• AIM OF THE EXERCISE: Write out the rows from the first one through the line that contains "y-tick-label: 70098 (3, 171, 39, 185)", copying each line unchanged.

[Bounding box annotations]
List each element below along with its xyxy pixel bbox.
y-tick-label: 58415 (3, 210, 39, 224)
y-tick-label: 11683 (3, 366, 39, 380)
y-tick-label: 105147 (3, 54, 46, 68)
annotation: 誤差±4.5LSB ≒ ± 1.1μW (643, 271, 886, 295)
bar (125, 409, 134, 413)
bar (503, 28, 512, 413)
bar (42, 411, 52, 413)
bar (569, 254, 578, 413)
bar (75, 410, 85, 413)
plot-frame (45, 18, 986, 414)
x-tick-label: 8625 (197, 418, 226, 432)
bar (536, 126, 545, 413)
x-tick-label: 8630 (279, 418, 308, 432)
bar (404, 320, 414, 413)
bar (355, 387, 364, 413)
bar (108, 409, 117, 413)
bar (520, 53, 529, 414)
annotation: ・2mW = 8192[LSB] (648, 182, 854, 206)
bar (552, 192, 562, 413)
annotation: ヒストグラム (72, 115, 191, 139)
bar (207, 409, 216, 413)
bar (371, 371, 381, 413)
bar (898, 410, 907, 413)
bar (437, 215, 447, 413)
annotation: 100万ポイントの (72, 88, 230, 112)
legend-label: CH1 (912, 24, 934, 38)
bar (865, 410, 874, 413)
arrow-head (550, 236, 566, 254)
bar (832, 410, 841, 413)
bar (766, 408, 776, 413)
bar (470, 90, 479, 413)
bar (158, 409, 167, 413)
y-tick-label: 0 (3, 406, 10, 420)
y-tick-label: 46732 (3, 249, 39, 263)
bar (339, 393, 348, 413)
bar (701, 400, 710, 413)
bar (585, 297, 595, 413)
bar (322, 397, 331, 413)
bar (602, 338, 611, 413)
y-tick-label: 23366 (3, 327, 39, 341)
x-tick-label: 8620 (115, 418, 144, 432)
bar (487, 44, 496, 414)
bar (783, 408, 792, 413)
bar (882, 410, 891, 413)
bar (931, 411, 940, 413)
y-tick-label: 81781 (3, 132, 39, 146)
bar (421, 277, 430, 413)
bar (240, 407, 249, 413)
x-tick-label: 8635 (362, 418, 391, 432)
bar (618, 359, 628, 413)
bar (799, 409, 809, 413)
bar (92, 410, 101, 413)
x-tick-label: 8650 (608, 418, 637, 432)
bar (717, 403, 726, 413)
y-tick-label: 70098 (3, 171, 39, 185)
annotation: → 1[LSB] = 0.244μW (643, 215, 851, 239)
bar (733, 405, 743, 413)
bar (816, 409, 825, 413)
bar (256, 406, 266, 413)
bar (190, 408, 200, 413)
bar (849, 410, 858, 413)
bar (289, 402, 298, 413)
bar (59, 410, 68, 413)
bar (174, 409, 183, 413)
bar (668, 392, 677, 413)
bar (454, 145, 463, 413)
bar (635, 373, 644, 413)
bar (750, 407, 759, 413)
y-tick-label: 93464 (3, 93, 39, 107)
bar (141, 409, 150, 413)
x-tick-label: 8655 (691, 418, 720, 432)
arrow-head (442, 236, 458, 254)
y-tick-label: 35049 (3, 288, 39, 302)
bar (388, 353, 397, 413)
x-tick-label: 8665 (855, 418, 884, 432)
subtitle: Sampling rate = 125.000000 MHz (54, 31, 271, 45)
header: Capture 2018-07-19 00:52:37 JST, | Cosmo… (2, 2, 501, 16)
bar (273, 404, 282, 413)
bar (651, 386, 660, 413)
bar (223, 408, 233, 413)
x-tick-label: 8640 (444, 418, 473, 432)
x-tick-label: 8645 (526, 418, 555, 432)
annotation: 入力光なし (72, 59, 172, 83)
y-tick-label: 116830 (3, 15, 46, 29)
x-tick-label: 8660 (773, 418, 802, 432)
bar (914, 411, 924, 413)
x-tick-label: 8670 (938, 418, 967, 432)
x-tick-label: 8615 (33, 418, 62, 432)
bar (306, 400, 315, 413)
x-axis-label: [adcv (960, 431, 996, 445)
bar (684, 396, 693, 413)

• THE OUTPUT:
List each element below along with its xyxy pixel bbox.
y-tick-label: 58415 (3, 210, 39, 224)
y-tick-label: 11683 (3, 366, 39, 380)
y-tick-label: 105147 (3, 54, 46, 68)
annotation: 誤差±4.5LSB ≒ ± 1.1μW (643, 271, 886, 295)
bar (125, 409, 134, 413)
bar (503, 28, 512, 413)
bar (42, 411, 52, 413)
bar (569, 254, 578, 413)
bar (75, 410, 85, 413)
plot-frame (45, 18, 986, 414)
x-tick-label: 8625 (197, 418, 226, 432)
bar (536, 126, 545, 413)
x-tick-label: 8630 (279, 418, 308, 432)
bar (404, 320, 414, 413)
bar (355, 387, 364, 413)
bar (108, 409, 117, 413)
bar (520, 53, 529, 414)
annotation: ・2mW = 8192[LSB] (648, 182, 854, 206)
bar (552, 192, 562, 413)
annotation: ヒストグラム (72, 115, 191, 139)
bar (207, 409, 216, 413)
bar (371, 371, 381, 413)
bar (898, 410, 907, 413)
bar (437, 215, 447, 413)
annotation: 100万ポイントの (72, 88, 230, 112)
legend-label: CH1 (912, 24, 934, 38)
bar (865, 410, 874, 413)
arrow-head (550, 236, 566, 254)
bar (832, 410, 841, 413)
bar (766, 408, 776, 413)
bar (470, 90, 479, 413)
bar (158, 409, 167, 413)
y-tick-label: 0 (3, 406, 10, 420)
y-tick-label: 46732 (3, 249, 39, 263)
bar (339, 393, 348, 413)
bar (701, 400, 710, 413)
bar (585, 297, 595, 413)
bar (322, 397, 331, 413)
bar (602, 338, 611, 413)
y-tick-label: 23366 (3, 327, 39, 341)
x-tick-label: 8620 (115, 418, 144, 432)
bar (487, 44, 496, 414)
bar (783, 408, 792, 413)
bar (882, 410, 891, 413)
bar (931, 411, 940, 413)
y-tick-label: 81781 (3, 132, 39, 146)
bar (421, 277, 430, 413)
bar (240, 407, 249, 413)
x-tick-label: 8635 (362, 418, 391, 432)
bar (618, 359, 628, 413)
bar (799, 409, 809, 413)
bar (92, 410, 101, 413)
x-tick-label: 8650 (608, 418, 637, 432)
bar (717, 403, 726, 413)
y-tick-label: 70098 (3, 171, 39, 185)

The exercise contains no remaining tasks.